*Your objective*.
The records below must be retyped exactly.

— Start Supplied material —

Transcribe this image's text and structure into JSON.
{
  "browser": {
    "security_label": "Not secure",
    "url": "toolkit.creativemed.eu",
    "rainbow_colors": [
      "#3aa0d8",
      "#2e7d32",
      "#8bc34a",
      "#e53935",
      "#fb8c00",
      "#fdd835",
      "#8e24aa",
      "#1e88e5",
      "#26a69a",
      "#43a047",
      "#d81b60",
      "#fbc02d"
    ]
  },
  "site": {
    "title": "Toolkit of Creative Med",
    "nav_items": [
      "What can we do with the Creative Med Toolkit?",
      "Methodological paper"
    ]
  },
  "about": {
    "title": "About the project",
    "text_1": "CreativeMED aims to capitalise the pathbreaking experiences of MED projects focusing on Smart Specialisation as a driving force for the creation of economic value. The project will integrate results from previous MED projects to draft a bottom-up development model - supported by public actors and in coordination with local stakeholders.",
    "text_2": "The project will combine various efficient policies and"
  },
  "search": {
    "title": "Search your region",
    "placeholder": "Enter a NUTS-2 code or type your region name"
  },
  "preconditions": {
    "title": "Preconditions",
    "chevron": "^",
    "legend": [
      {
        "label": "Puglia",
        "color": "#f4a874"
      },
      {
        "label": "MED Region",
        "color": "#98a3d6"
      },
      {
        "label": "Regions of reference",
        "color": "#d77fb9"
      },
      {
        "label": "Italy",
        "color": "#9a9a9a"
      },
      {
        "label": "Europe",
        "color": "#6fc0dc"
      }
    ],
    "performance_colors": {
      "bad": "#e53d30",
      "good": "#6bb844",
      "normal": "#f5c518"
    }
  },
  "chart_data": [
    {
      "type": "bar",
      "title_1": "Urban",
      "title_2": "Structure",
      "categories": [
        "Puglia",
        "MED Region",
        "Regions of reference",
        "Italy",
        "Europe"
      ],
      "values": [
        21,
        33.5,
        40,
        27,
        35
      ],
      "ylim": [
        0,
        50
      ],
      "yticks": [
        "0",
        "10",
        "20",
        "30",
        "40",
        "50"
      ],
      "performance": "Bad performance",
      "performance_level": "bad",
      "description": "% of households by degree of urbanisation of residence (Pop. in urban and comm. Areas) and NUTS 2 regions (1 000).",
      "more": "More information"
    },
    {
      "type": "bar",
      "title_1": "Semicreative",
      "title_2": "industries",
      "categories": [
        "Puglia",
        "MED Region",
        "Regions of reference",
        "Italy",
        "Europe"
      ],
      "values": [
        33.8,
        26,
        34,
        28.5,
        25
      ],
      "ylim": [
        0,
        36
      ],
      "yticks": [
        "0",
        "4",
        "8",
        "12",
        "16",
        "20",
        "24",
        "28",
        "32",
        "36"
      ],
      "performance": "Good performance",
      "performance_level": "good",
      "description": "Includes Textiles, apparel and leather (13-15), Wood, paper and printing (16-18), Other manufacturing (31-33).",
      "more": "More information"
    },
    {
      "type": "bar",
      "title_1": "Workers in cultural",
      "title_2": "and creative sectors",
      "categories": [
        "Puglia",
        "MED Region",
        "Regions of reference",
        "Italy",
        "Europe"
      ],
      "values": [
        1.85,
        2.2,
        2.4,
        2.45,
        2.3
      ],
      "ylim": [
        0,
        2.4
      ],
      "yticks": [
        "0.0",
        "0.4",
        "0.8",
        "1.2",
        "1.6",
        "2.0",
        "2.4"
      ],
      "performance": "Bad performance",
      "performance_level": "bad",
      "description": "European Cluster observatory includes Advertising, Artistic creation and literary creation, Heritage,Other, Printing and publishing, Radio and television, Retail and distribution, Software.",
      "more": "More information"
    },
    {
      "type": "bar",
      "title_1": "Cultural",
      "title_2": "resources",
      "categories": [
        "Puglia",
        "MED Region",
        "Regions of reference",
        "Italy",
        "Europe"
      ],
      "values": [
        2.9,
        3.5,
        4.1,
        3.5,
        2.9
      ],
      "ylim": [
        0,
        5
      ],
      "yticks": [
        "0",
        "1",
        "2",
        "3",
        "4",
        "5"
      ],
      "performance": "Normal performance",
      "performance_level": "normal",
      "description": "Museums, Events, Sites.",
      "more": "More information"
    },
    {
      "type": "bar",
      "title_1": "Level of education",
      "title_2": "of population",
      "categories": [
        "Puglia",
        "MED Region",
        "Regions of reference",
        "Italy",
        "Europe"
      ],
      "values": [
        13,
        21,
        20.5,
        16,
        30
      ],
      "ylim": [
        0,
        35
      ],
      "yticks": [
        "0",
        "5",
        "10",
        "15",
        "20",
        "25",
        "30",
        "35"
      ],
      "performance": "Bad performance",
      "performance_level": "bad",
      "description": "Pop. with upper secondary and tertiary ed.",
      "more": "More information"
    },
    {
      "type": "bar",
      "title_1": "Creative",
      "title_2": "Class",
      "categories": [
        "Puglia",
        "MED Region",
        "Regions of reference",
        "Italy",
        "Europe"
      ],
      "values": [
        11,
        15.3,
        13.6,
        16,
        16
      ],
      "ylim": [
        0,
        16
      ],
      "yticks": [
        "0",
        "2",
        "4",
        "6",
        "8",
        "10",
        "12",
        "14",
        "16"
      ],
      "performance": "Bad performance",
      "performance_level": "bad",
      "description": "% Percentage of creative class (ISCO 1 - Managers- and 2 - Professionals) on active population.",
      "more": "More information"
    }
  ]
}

— End Supplied material —

*Exercise solution*.
Transcribe this image's text and structure into JSON.
{
  "browser": {
    "security_label": "Not secure",
    "url": "toolkit.creativemed.eu",
    "rainbow_colors": [
      "#3aa0d8",
      "#2e7d32",
      "#8bc34a",
      "#e53935",
      "#fb8c00",
      "#fdd835",
      "#8e24aa",
      "#1e88e5",
      "#26a69a",
      "#43a047",
      "#d81b60",
      "#fbc02d"
    ]
  },
  "site": {
    "title": "Toolkit of Creative Med",
    "nav_items": [
      "What can we do with the Creative Med Toolkit?",
      "Methodological paper"
    ]
  },
  "about": {
    "title": "About the project",
    "text_1": "CreativeMED aims to capitalise the pathbreaking experiences of MED projects focusing on Smart Specialisation as a driving force for the creation of economic value. The project will integrate results from previous MED projects to draft a bottom-up development model - supported by public actors and in coordination with local stakeholders.",
    "text_2": "The project will combine various efficient policies and"
  },
  "search": {
    "title": "Search your region",
    "placeholder": "Enter a NUTS-2 code or type your region name"
  },
  "preconditions": {
    "title": "Preconditions",
    "chevron": "^",
    "legend": [
      {
        "label": "Puglia",
        "color": "#f4a874"
      },
      {
        "label": "MED Region",
        "color": "#98a3d6"
      },
      {
        "label": "Regions of reference",
        "color": "#d77fb9"
      },
      {
        "label": "Italy",
        "color": "#9a9a9a"
      },
      {
        "label": "Europe",
        "color": "#6fc0dc"
      }
    ],
    "performance_colors": {
      "bad": "#e53d30",
      "good": "#6bb844",
      "normal": "#f5c518"
    }
  },
  "chart_data": [
    {
      "type": "bar",
      "title_1": "Urban",
      "title_2": "Structure",
      "categories": [
        "Puglia",
        "MED Region",
        "Regions of reference",
        "Italy",
        "Europe"
      ],
      "values": [
        21,
        33.5,
        40,
        27,
        35
      ],
      "ylim": [
        0,
        50
      ],
      "yticks": [
        "0",
        "10",
        "20",
        "30",
        "40",
        "50"
      ],
      "performance": "Bad performance",
      "performance_level": "bad",
      "description": "% of households by degree of urbanisation of residence (Pop. in urban and comm. Areas) and NUTS 2 regions (1 000).",
      "more": "More information"
    },
    {
      "type": "bar",
      "title_1": "Semicreative",
      "title_2": "industries",
      "categories": [
        "Puglia",
        "MED Region",
        "Regions of reference",
        "Italy",
        "Europe"
      ],
      "values": [
        33.8,
        26,
        34,
        28.5,
        25
      ],
      "ylim": [
        0,
        36
      ],
      "yticks": [
        "0",
        "4",
        "8",
        "12",
        "16",
        "20",
        "24",
        "28",
        "32",
        "36"
      ],
      "performance": "Good performance",
      "performance_level": "good",
      "description": "Includes Textiles, apparel and leather (13-15), Wood, paper and printing (16-18), Other manufacturing (31-33).",
      "more": "More information"
    },
    {
      "type": "bar",
      "title_1": "Workers in cultural",
      "title_2": "and creative sectors",
      "categories": [
        "Puglia",
        "MED Region",
        "Regions of reference",
        "Italy",
        "Europe"
      ],
      "values": [
        1.85,
        2.2,
        2.4,
        2.45,
        2.3
      ],
      "ylim": [
        0,
        2.4
      ],
      "yticks": [
        "0.0",
        "0.4",
        "0.8",
        "1.2",
        "1.6",
        "2.0",
        "2.4"
      ],
      "performance": "Bad performance",
      "performance_level": "bad",
      "description": "European Cluster observatory includes Advertising, Artistic creation and literary creation, Heritage,Other, Printing and publishing, Radio and television, Retail and distribution, Software.",
      "more": "More information"
    },
    {
      "type": "bar",
      "title_1": "Cultural",
      "title_2": "resources",
      "categories": [
        "Puglia",
        "MED Region",
        "Regions of reference",
        "Italy",
        "Europe"
      ],
      "values": [
        2.9,
        3.5,
        4.1,
        3.5,
        2.9
      ],
      "ylim": [
        0,
        5
      ],
      "yticks": [
        "0",
        "1",
        "2",
        "3",
        "4",
        "5"
      ],
      "performance": "Normal performance",
      "performance_level": "normal",
      "description": "Museums, Events, Sites.",
      "more": "More information"
    },
    {
      "type": "bar",
      "title_1": "Level of education",
      "title_2": "of population",
      "categories": [
        "Puglia",
        "MED Region",
        "Regions of reference",
        "Italy",
        "Europe"
      ],
      "values": [
        13,
        21,
        20.5,
        16,
        30
      ],
      "ylim": [
        0,
        35
      ],
      "yticks": [
        "0",
        "5",
        "10",
        "15",
        "20",
        "25",
        "30",
        "35"
      ],
      "performance": "Bad performance",
      "performance_level": "bad",
      "description": "Pop. with upper secondary and tertiary ed.",
      "more": "More information"
    },
    {
      "type": "bar",
      "title_1": "Creative",
      "title_2": "Class",
      "categories": [
        "Puglia",
        "MED Region",
        "Regions of reference",
        "Italy",
        "Europe"
      ],
      "values": [
        11,
        15.3,
        13.6,
        16,
        16
      ],
      "ylim": [
        0,
        16
      ],
      "yticks": [
        "0",
        "2",
        "4",
        "6",
        "8",
        "10",
        "12",
        "14",
        "16"
      ],
      "performance": "Bad performance",
      "performance_level": "bad",
      "description": "% Percentage of creative class (ISCO 1 - Managers- and 2 - Professionals) on active population.",
      "more": "More information"
    }
  ]
}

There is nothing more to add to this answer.